» Challenge: Go through the material and write it all out exactly, minus the pictures.

═════ Rows

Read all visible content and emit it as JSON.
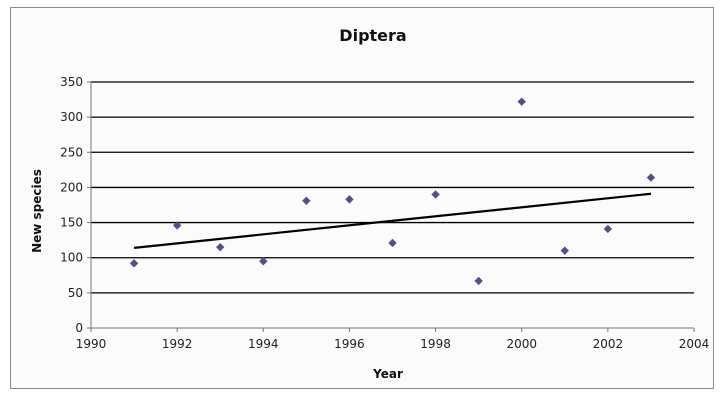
{
  "chart_data": {
    "type": "scatter",
    "title": "Diptera",
    "xlabel": "Year",
    "ylabel": "New species",
    "xlim": [
      1990,
      2004
    ],
    "ylim": [
      0,
      350
    ],
    "x_ticks": [
      1990,
      1992,
      1994,
      1996,
      1998,
      2000,
      2002,
      2004
    ],
    "y_ticks": [
      0,
      50,
      100,
      150,
      200,
      250,
      300,
      350
    ],
    "grid": "horizontal",
    "legend": "none",
    "series": [
      {
        "x": [
          1991,
          1992,
          1993,
          1994,
          1995,
          1996,
          1997,
          1998,
          1999,
          2000,
          2001,
          2002,
          2003
        ],
        "y": [
          92,
          146,
          115,
          95,
          181,
          183,
          121,
          190,
          67,
          322,
          110,
          141,
          214
        ],
        "marker": "diamond",
        "color": "#5a4b8a"
      }
    ],
    "trendline": {
      "type": "linear",
      "x": [
        1991,
        2003
      ],
      "y": [
        114,
        191
      ],
      "color": "#000000"
    }
  }
}
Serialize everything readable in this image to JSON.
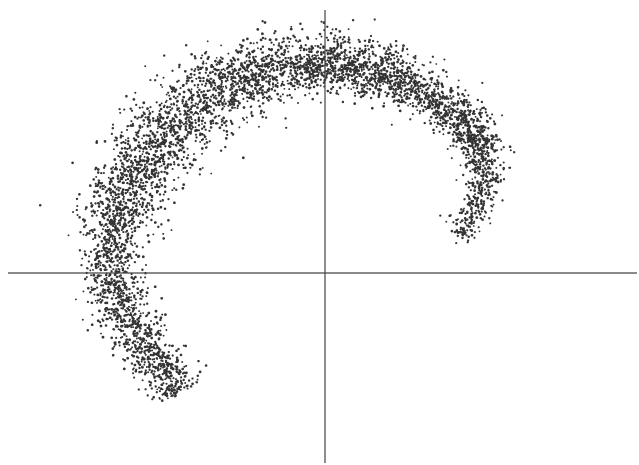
{
  "chart_data": {
    "type": "scatter",
    "title": "",
    "xlabel": "",
    "ylabel": "",
    "axes": "cross-at-origin",
    "grid": false,
    "legend": "none",
    "xlim": [
      -1.0,
      1.0
    ],
    "ylim": [
      -0.8,
      1.0
    ],
    "marker_color": "#333333",
    "axis_color": "#444444",
    "series": [
      {
        "point_count": 5000,
        "shape": "crescent",
        "description_points": [
          {
            "x": 0.42,
            "y": 0.12
          },
          {
            "x": 0.5,
            "y": 0.3
          },
          {
            "x": 0.48,
            "y": 0.48
          },
          {
            "x": 0.35,
            "y": 0.62
          },
          {
            "x": 0.15,
            "y": 0.72
          },
          {
            "x": -0.05,
            "y": 0.75
          },
          {
            "x": -0.25,
            "y": 0.7
          },
          {
            "x": -0.45,
            "y": 0.55
          },
          {
            "x": -0.6,
            "y": 0.35
          },
          {
            "x": -0.68,
            "y": 0.1
          },
          {
            "x": -0.65,
            "y": -0.1
          },
          {
            "x": -0.55,
            "y": -0.28
          },
          {
            "x": -0.45,
            "y": -0.42
          }
        ]
      }
    ]
  }
}
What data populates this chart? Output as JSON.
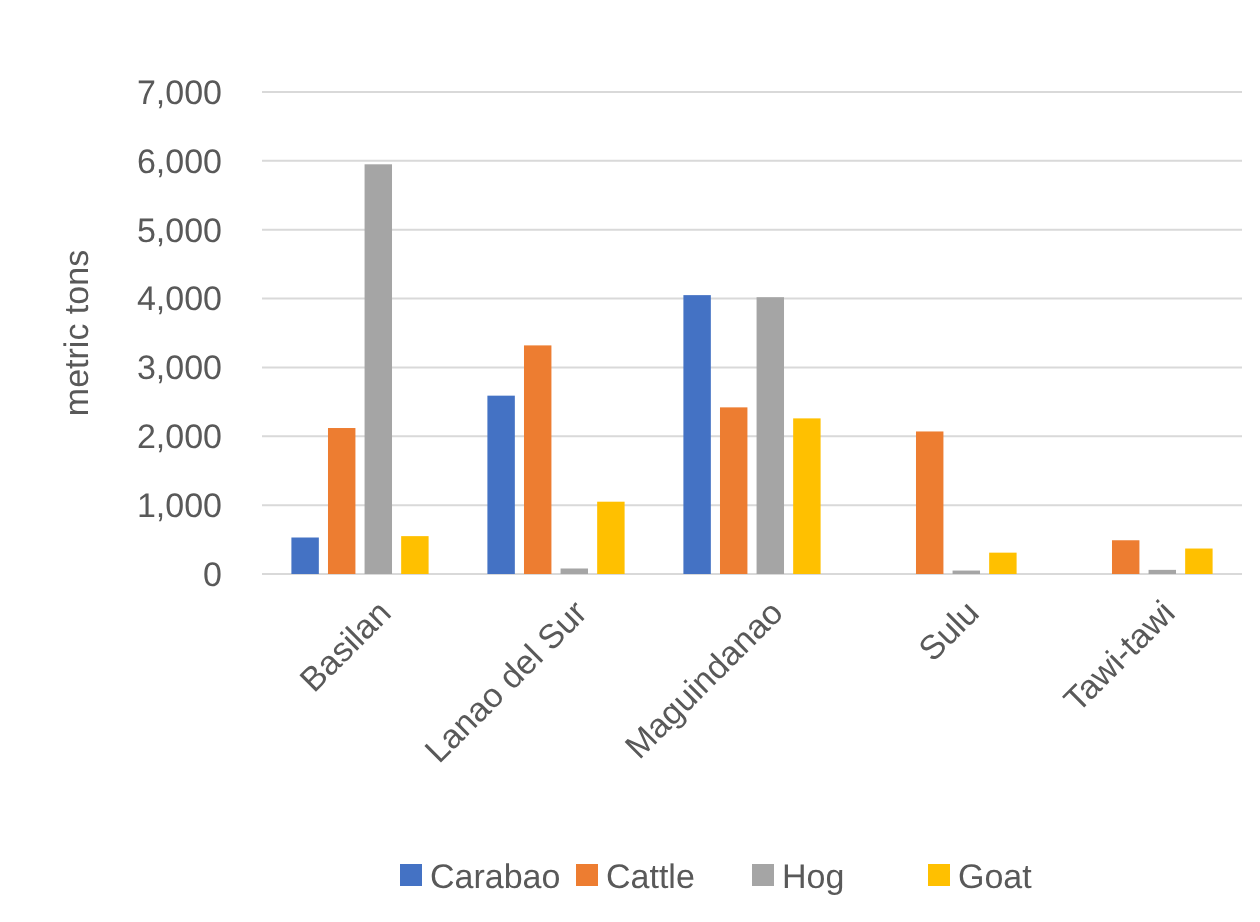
{
  "chart_data": {
    "type": "bar",
    "ylabel": "metric tons",
    "categories": [
      "Basilan",
      "Lanao del Sur",
      "Maguindanao",
      "Sulu",
      "Tawi-tawi"
    ],
    "series": [
      {
        "name": "Carabao",
        "color": "#4472c4",
        "values": [
          530,
          2590,
          4050,
          0,
          0
        ]
      },
      {
        "name": "Cattle",
        "color": "#ed7d31",
        "values": [
          2120,
          3320,
          2420,
          2070,
          490
        ]
      },
      {
        "name": "Hog",
        "color": "#a5a5a5",
        "values": [
          5950,
          80,
          4020,
          50,
          60
        ]
      },
      {
        "name": "Goat",
        "color": "#ffc000",
        "values": [
          550,
          1050,
          2260,
          310,
          370
        ]
      }
    ],
    "ylim": [
      0,
      7000
    ],
    "yticks": [
      {
        "value": 0,
        "label": "0"
      },
      {
        "value": 1000,
        "label": "1,000"
      },
      {
        "value": 2000,
        "label": "2,000"
      },
      {
        "value": 3000,
        "label": "3,000"
      },
      {
        "value": 4000,
        "label": "4,000"
      },
      {
        "value": 5000,
        "label": "5,000"
      },
      {
        "value": 6000,
        "label": "6,000"
      },
      {
        "value": 7000,
        "label": "7,000"
      }
    ],
    "grid": "y",
    "legend": "bottom"
  }
}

══════════

» Exercise answer:
Read all visible content and emit it as JSON.
{
  "chart_data": {
    "type": "scatter",
    "title": "Diptera",
    "xlabel": "Year",
    "ylabel": "New species",
    "xlim": [
      1990,
      2004
    ],
    "ylim": [
      0,
      350
    ],
    "x_ticks": [
      1990,
      1992,
      1994,
      1996,
      1998,
      2000,
      2002,
      2004
    ],
    "y_ticks": [
      0,
      50,
      100,
      150,
      200,
      250,
      300,
      350
    ],
    "grid": "horizontal",
    "legend": "none",
    "series": [
      {
        "x": [
          1991,
          1992,
          1993,
          1994,
          1995,
          1996,
          1997,
          1998,
          1999,
          2000,
          2001,
          2002,
          2003
        ],
        "y": [
          92,
          146,
          115,
          95,
          181,
          183,
          121,
          190,
          67,
          322,
          110,
          141,
          214
        ],
        "marker": "diamond",
        "color": "#5a4b8a"
      }
    ],
    "trendline": {
      "type": "linear",
      "x": [
        1991,
        2003
      ],
      "y": [
        114,
        191
      ],
      "color": "#000000"
    }
  }
}
Serialize everything readable in this image to JSON.
{
  "chart_data": {
    "type": "scatter",
    "title": "",
    "xlabel": "",
    "ylabel": "",
    "axes": "cross-at-origin",
    "grid": false,
    "legend": "none",
    "xlim": [
      -1.0,
      1.0
    ],
    "ylim": [
      -0.8,
      1.0
    ],
    "marker_color": "#333333",
    "axis_color": "#444444",
    "series": [
      {
        "point_count": 5000,
        "shape": "crescent",
        "description_points": [
          {
            "x": 0.42,
            "y": 0.12
          },
          {
            "x": 0.5,
            "y": 0.3
          },
          {
            "x": 0.48,
            "y": 0.48
          },
          {
            "x": 0.35,
            "y": 0.62
          },
          {
            "x": 0.15,
            "y": 0.72
          },
          {
            "x": -0.05,
            "y": 0.75
          },
          {
            "x": -0.25,
            "y": 0.7
          },
          {
            "x": -0.45,
            "y": 0.55
          },
          {
            "x": -0.6,
            "y": 0.35
          },
          {
            "x": -0.68,
            "y": 0.1
          },
          {
            "x": -0.65,
            "y": -0.1
          },
          {
            "x": -0.55,
            "y": -0.28
          },
          {
            "x": -0.45,
            "y": -0.42
          }
        ]
      }
    ]
  }
}
What data populates this chart? Output as JSON.
{
  "chart_data": {
    "type": "bar",
    "ylabel": "metric tons",
    "categories": [
      "Basilan",
      "Lanao del Sur",
      "Maguindanao",
      "Sulu",
      "Tawi-tawi"
    ],
    "series": [
      {
        "name": "Carabao",
        "color": "#4472c4",
        "values": [
          530,
          2590,
          4050,
          0,
          0
        ]
      },
      {
        "name": "Cattle",
        "color": "#ed7d31",
        "values": [
          2120,
          3320,
          2420,
          2070,
          490
        ]
      },
      {
        "name": "Hog",
        "color": "#a5a5a5",
        "values": [
          5950,
          80,
          4020,
          50,
          60
        ]
      },
      {
        "name": "Goat",
        "color": "#ffc000",
        "values": [
          550,
          1050,
          2260,
          310,
          370
        ]
      }
    ],
    "ylim": [
      0,
      7000
    ],
    "yticks": [
      {
        "value": 0,
        "label": "0"
      },
      {
        "value": 1000,
        "label": "1,000"
      },
      {
        "value": 2000,
        "label": "2,000"
      },
      {
        "value": 3000,
        "label": "3,000"
      },
      {
        "value": 4000,
        "label": "4,000"
      },
      {
        "value": 5000,
        "label": "5,000"
      },
      {
        "value": 6000,
        "label": "6,000"
      },
      {
        "value": 7000,
        "label": "7,000"
      }
    ],
    "grid": "y",
    "legend": "bottom"
  }
}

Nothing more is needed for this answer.